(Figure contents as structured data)
--- BEGIN ---

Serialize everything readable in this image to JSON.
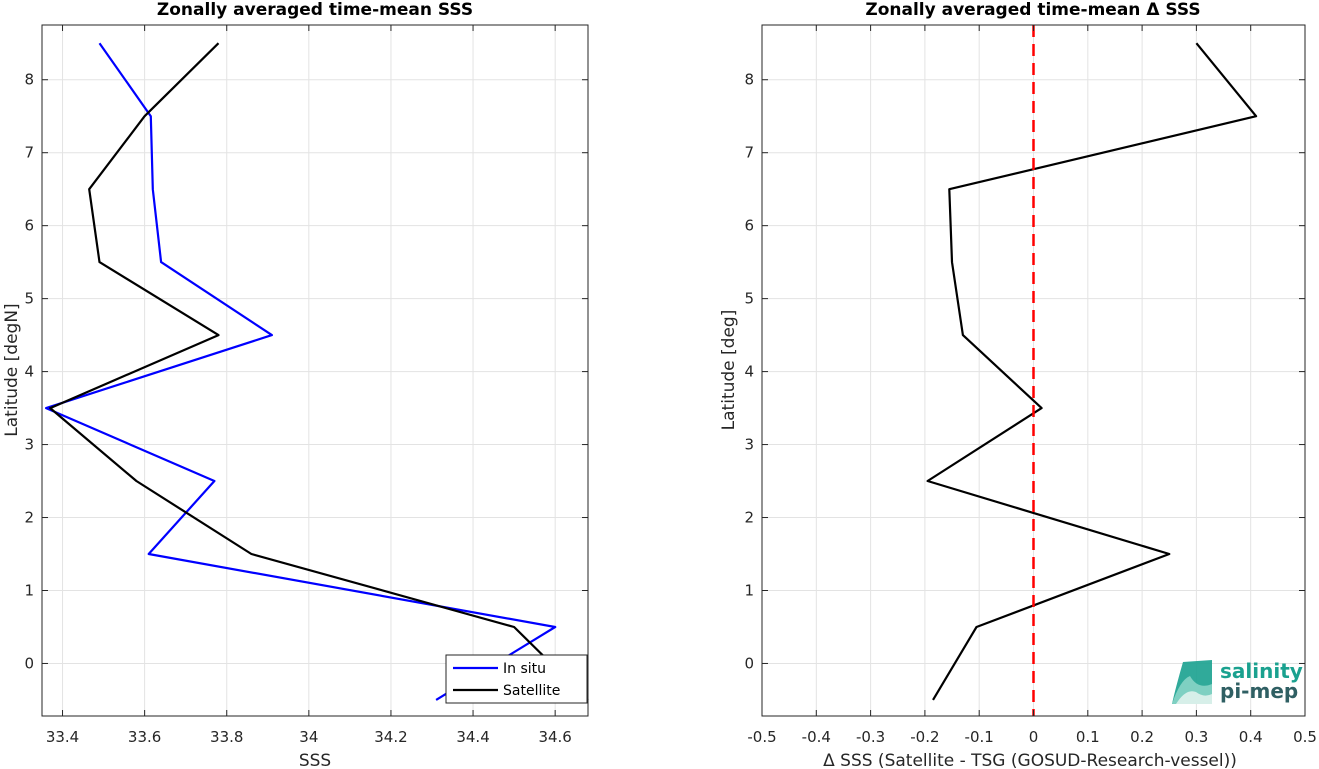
{
  "chart_data": [
    {
      "type": "line",
      "title": "Zonally averaged time-mean SSS",
      "xlabel": "SSS",
      "ylabel": "Latitude [degN]",
      "xlim": [
        33.35,
        34.68
      ],
      "ylim": [
        -0.72,
        8.75
      ],
      "xticks": [
        "33.4",
        "33.6",
        "33.8",
        "34",
        "34.2",
        "34.4",
        "34.6"
      ],
      "yticks": [
        "0",
        "1",
        "2",
        "3",
        "4",
        "5",
        "6",
        "7",
        "8"
      ],
      "grid": true,
      "legend": {
        "placement": "bottom-right",
        "entries": [
          "In situ",
          "Satellite"
        ]
      },
      "series": [
        {
          "name": "In situ",
          "color": "#0000ff",
          "x": [
            34.31,
            34.6,
            33.61,
            33.77,
            33.36,
            33.91,
            33.64,
            33.62,
            33.615,
            33.49
          ],
          "y": [
            -0.5,
            0.5,
            1.5,
            2.5,
            3.5,
            4.5,
            5.5,
            6.5,
            7.5,
            8.5
          ]
        },
        {
          "name": "Satellite",
          "color": "#000000",
          "x": [
            34.68,
            34.5,
            33.86,
            33.58,
            33.37,
            33.78,
            33.49,
            33.465,
            33.6,
            33.78
          ],
          "y": [
            -0.5,
            0.5,
            1.5,
            2.5,
            3.5,
            4.5,
            5.5,
            6.5,
            7.5,
            8.5
          ]
        }
      ]
    },
    {
      "type": "line",
      "title": "Zonally averaged time-mean Δ SSS",
      "xlabel": "Δ SSS (Satellite - TSG (GOSUD-Research-vessel))",
      "ylabel": "Latitude [deg]",
      "xlim": [
        -0.5,
        0.5
      ],
      "ylim": [
        -0.72,
        8.75
      ],
      "xticks": [
        "-0.5",
        "-0.4",
        "-0.3",
        "-0.2",
        "-0.1",
        "0",
        "0.1",
        "0.2",
        "0.3",
        "0.4",
        "0.5"
      ],
      "yticks": [
        "0",
        "1",
        "2",
        "3",
        "4",
        "5",
        "6",
        "7",
        "8"
      ],
      "grid": true,
      "reference_line": {
        "x": 0,
        "color": "#ff0000",
        "style": "dashed"
      },
      "series": [
        {
          "color": "#000000",
          "x": [
            -0.185,
            -0.105,
            0.25,
            -0.195,
            0.015,
            -0.13,
            -0.15,
            -0.155,
            0.41,
            0.3
          ],
          "y": [
            -0.5,
            0.5,
            1.5,
            2.5,
            3.5,
            4.5,
            5.5,
            6.5,
            7.5,
            8.5
          ]
        }
      ]
    }
  ],
  "logo": {
    "line1": "salinity",
    "line2": "pi-mep",
    "color1": "#1aa18f",
    "color2": "#2f5f63"
  }
}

--- END ---

■ **INSTRUCTIONS TO FOLLOW**
Leave the pictures out, and transcribe each of the records exactly.

■ **IN RESPONSE**
Serialize everything readable in this image to JSON.
{
  "chart_data": [
    {
      "type": "line",
      "title": "Zonally averaged time-mean SSS",
      "xlabel": "SSS",
      "ylabel": "Latitude [degN]",
      "xlim": [
        33.35,
        34.68
      ],
      "ylim": [
        -0.72,
        8.75
      ],
      "xticks": [
        "33.4",
        "33.6",
        "33.8",
        "34",
        "34.2",
        "34.4",
        "34.6"
      ],
      "yticks": [
        "0",
        "1",
        "2",
        "3",
        "4",
        "5",
        "6",
        "7",
        "8"
      ],
      "grid": true,
      "legend": {
        "placement": "bottom-right",
        "entries": [
          "In situ",
          "Satellite"
        ]
      },
      "series": [
        {
          "name": "In situ",
          "color": "#0000ff",
          "x": [
            34.31,
            34.6,
            33.61,
            33.77,
            33.36,
            33.91,
            33.64,
            33.62,
            33.615,
            33.49
          ],
          "y": [
            -0.5,
            0.5,
            1.5,
            2.5,
            3.5,
            4.5,
            5.5,
            6.5,
            7.5,
            8.5
          ]
        },
        {
          "name": "Satellite",
          "color": "#000000",
          "x": [
            34.68,
            34.5,
            33.86,
            33.58,
            33.37,
            33.78,
            33.49,
            33.465,
            33.6,
            33.78
          ],
          "y": [
            -0.5,
            0.5,
            1.5,
            2.5,
            3.5,
            4.5,
            5.5,
            6.5,
            7.5,
            8.5
          ]
        }
      ]
    },
    {
      "type": "line",
      "title": "Zonally averaged time-mean Δ SSS",
      "xlabel": "Δ SSS (Satellite - TSG (GOSUD-Research-vessel))",
      "ylabel": "Latitude [deg]",
      "xlim": [
        -0.5,
        0.5
      ],
      "ylim": [
        -0.72,
        8.75
      ],
      "xticks": [
        "-0.5",
        "-0.4",
        "-0.3",
        "-0.2",
        "-0.1",
        "0",
        "0.1",
        "0.2",
        "0.3",
        "0.4",
        "0.5"
      ],
      "yticks": [
        "0",
        "1",
        "2",
        "3",
        "4",
        "5",
        "6",
        "7",
        "8"
      ],
      "grid": true,
      "reference_line": {
        "x": 0,
        "color": "#ff0000",
        "style": "dashed"
      },
      "series": [
        {
          "color": "#000000",
          "x": [
            -0.185,
            -0.105,
            0.25,
            -0.195,
            0.015,
            -0.13,
            -0.15,
            -0.155,
            0.41,
            0.3
          ],
          "y": [
            -0.5,
            0.5,
            1.5,
            2.5,
            3.5,
            4.5,
            5.5,
            6.5,
            7.5,
            8.5
          ]
        }
      ]
    }
  ],
  "logo": {
    "line1": "salinity",
    "line2": "pi-mep",
    "color1": "#1aa18f",
    "color2": "#2f5f63"
  }
}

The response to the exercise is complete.